## begin
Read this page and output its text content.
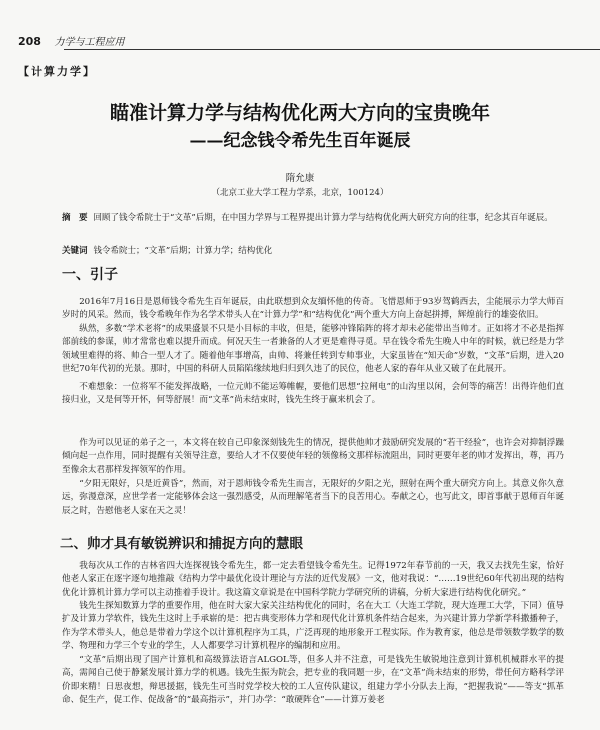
208 力学与工程应用
【计算力学】
瞄准计算力学与结构优化两大方向的宝贵晚年
——纪念钱令希先生百年诞辰
隋允康
（北京工业大学工程力学系，北京，100124）
摘　要 回顾了钱令希院士于“文革”后期，在中国力学界与工程界提出计算力学与结构优化两大研究方向的往事，纪念其百年诞辰。
关键词 钱令希院士；“文革”后期；计算力学；结构优化
一、引子
2016年7月16日是恩师钱令希先生百年诞辰，由此联想到众友缅怀他的传奇。飞惜恩师于93岁驾鹤西去，尘能展示力学大师百岁时的风采。然而，钱令希晚年作为名学术带头人在“计算力学”和“结构优化”两个重大方向上奋起拼搏，辉煌前行的雄姿依旧。
纵然，多数“学术老将”的成果盛景不只是小目标的丰收，但是，能够冲锋陷阵的将才却未必能带出当帅才。正如将才不必是指挥部前线的参谋，帅才常常也难以提升而成。何况天生一者兼备的人才更是难得寻觅。早在钱令希先生晚人中年的时候，就已经是力学领域里难得的将、帅合一型人才了。随着他年事增高，由帅、将兼任转到专帅事业，大家虽皆在“知天命”岁数，“文革”后期，进入20世纪70年代初的光景。那时，中国的科研人员陷陷缘续地归归到久违了的民位，他老人家的春年从业又破了在此展开。
不难想象：一位将军不能发挥战略，一位元帅不能运筹帷幄，要他们思想“拉闸电”的山沟里以闲，会何等的痛苦！出得许他们直接归业，又是何等开怀，何等舒展！而“文革”尚未结束时，钱先生终于赢来机会了。
作为可以见证的弟子之一，本文将在较自己印象深刻钱先生的情况，提供他帅才鼓励研究发展的“若干经验”，也许会对抑制浮躁倾向起一点作用，同时提醒有关领导注意，要给人才不仅要使年轻的领像杨文那样标流阻出，同时更要年老的帅才发挥出，尊，再乃至像余太君那样发挥领军的作用。
“夕阳无限好，只是近黄昏”，然而，对于恩师钱令希先生而言，无限好的夕阳之光，照射在两个重大研究方向上。其意义你久意远，弥漫意深，应世学者一定能够体会这一强烈感受，从而理解笔者当下的良苦用心。奉献之心，也写此文，即首事献于恩师百年诞辰之时，告慰他老人家在天之灵！
二、帅才具有敏锐辨识和捕捉方向的慧眼
我每次从工作的吉林省四大连探视钱令希先生，都一定去看望钱令希先生。记得1972年春节前的一天，我又去找先生家，恰好他老人家正在逐字逐句地推敲《结构力学中最优化设计理论与方法的近代发展》一文，他对我说：“……19世纪60年代初出现的结构优化计算机计算力学可以主动推着手设计。我这篇文章说是在中国科学院力学研究所的讲稿，分析大家进行结构优化研究。”
钱先生探知数算力学的重要作用，他在时大家大家关注结构优化的同时，名在大工（大连工学院，现大连理工大学，下同）值导扩及计算力学软件，钱先生这时上手承崭的是：把古典变形体力学和现代化计算机条件结合起来，为兴建计算力学新学科撒播种子，作为学术带头人，他总是带着力学这个以计算机程序为工具，广泛再现的地形象开工程实际。作为教育家，他总是带领数学数学的数学、物理和力学三个专业的学生，人人都要学习计算机程序的编制和应用。
“文革”后期出现了国产计算机和高级算法语言ALGOL等，但多人并不注意，可是钱先生敏锐地注意到计算机机械群水平的提高，需闻自己使于静紧发展计算力学的机遇。钱先生振为院会，把专业的我同题一步，在“文革”尚未结束的形势，带任何方略科学评价即来精！日思夜想，辩思援据，钱先生可当时党学校大校的工人宣传队建议，组建力学小分队去上海，“把握我说”——等支“抓革命、促生产，促工作、促战备”的“最高指示”，并门办学：“敢硬阵仓”——计算万姜老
## end
- [Exercise instructions]:
Set each line of the records down exactly, leaving every picture out.

- [Result]:
Read this page and output its text content.
208 力学与工程应用
【计算力学】
瞄准计算力学与结构优化两大方向的宝贵晚年
——纪念钱令希先生百年诞辰
隋允康
（北京工业大学工程力学系，北京，100124）
摘　要 回顾了钱令希院士于“文革”后期，在中国力学界与工程界提出计算力学与结构优化两大研究方向的往事，纪念其百年诞辰。
关键词 钱令希院士；“文革”后期；计算力学；结构优化
一、引子
2016年7月16日是恩师钱令希先生百年诞辰，由此联想到众友缅怀他的传奇。飞惜恩师于93岁驾鹤西去，尘能展示力学大师百岁时的风采。然而，钱令希晚年作为名学术带头人在“计算力学”和“结构优化”两个重大方向上奋起拼搏，辉煌前行的雄姿依旧。
纵然，多数“学术老将”的成果盛景不只是小目标的丰收，但是，能够冲锋陷阵的将才却未必能带出当帅才。正如将才不必是指挥部前线的参谋，帅才常常也难以提升而成。何况天生一者兼备的人才更是难得寻觅。早在钱令希先生晚人中年的时候，就已经是力学领域里难得的将、帅合一型人才了。随着他年事增高，由帅、将兼任转到专帅事业，大家虽皆在“知天命”岁数，“文革”后期，进入20世纪70年代初的光景。那时，中国的科研人员陷陷缘续地归归到久违了的民位，他老人家的春年从业又破了在此展开。
不难想象：一位将军不能发挥战略，一位元帅不能运筹帷幄，要他们思想“拉闸电”的山沟里以闲，会何等的痛苦！出得许他们直接归业，又是何等开怀，何等舒展！而“文革”尚未结束时，钱先生终于赢来机会了。
作为可以见证的弟子之一，本文将在较自己印象深刻钱先生的情况，提供他帅才鼓励研究发展的“若干经验”，也许会对抑制浮躁倾向起一点作用，同时提醒有关领导注意，要给人才不仅要使年轻的领像杨文那样标流阻出，同时更要年老的帅才发挥出，尊，再乃至像余太君那样发挥领军的作用。
“夕阳无限好，只是近黄昏”，然而，对于恩师钱令希先生而言，无限好的夕阳之光，照射在两个重大研究方向上。其意义你久意远，弥漫意深，应世学者一定能够体会这一强烈感受，从而理解笔者当下的良苦用心。奉献之心，也写此文，即首事献于恩师百年诞辰之时，告慰他老人家在天之灵！
二、帅才具有敏锐辨识和捕捉方向的慧眼
我每次从工作的吉林省四大连探视钱令希先生，都一定去看望钱令希先生。记得1972年春节前的一天，我又去找先生家，恰好他老人家正在逐字逐句地推敲《结构力学中最优化设计理论与方法的近代发展》一文，他对我说：“……19世纪60年代初出现的结构优化计算机计算力学可以主动推着手设计。我这篇文章说是在中国科学院力学研究所的讲稿，分析大家进行结构优化研究。”
钱先生探知数算力学的重要作用，他在时大家大家关注结构优化的同时，名在大工（大连工学院，现大连理工大学，下同）值导扩及计算力学软件，钱先生这时上手承崭的是：把古典变形体力学和现代化计算机条件结合起来，为兴建计算力学新学科撒播种子，作为学术带头人，他总是带着力学这个以计算机程序为工具，广泛再现的地形象开工程实际。作为教育家，他总是带领数学数学的数学、物理和力学三个专业的学生，人人都要学习计算机程序的编制和应用。
“文革”后期出现了国产计算机和高级算法语言ALGOL等，但多人并不注意，可是钱先生敏锐地注意到计算机机械群水平的提高，需闻自己使于静紧发展计算力学的机遇。钱先生振为院会，把专业的我同题一步，在“文革”尚未结束的形势，带任何方略科学评价即来精！日思夜想，辩思援据，钱先生可当时党学校大校的工人宣传队建议，组建力学小分队去上海，“把握我说”——等支“抓革命、促生产，促工作、促战备”的“最高指示”，并门办学：“敢硬阵仓”——计算万姜老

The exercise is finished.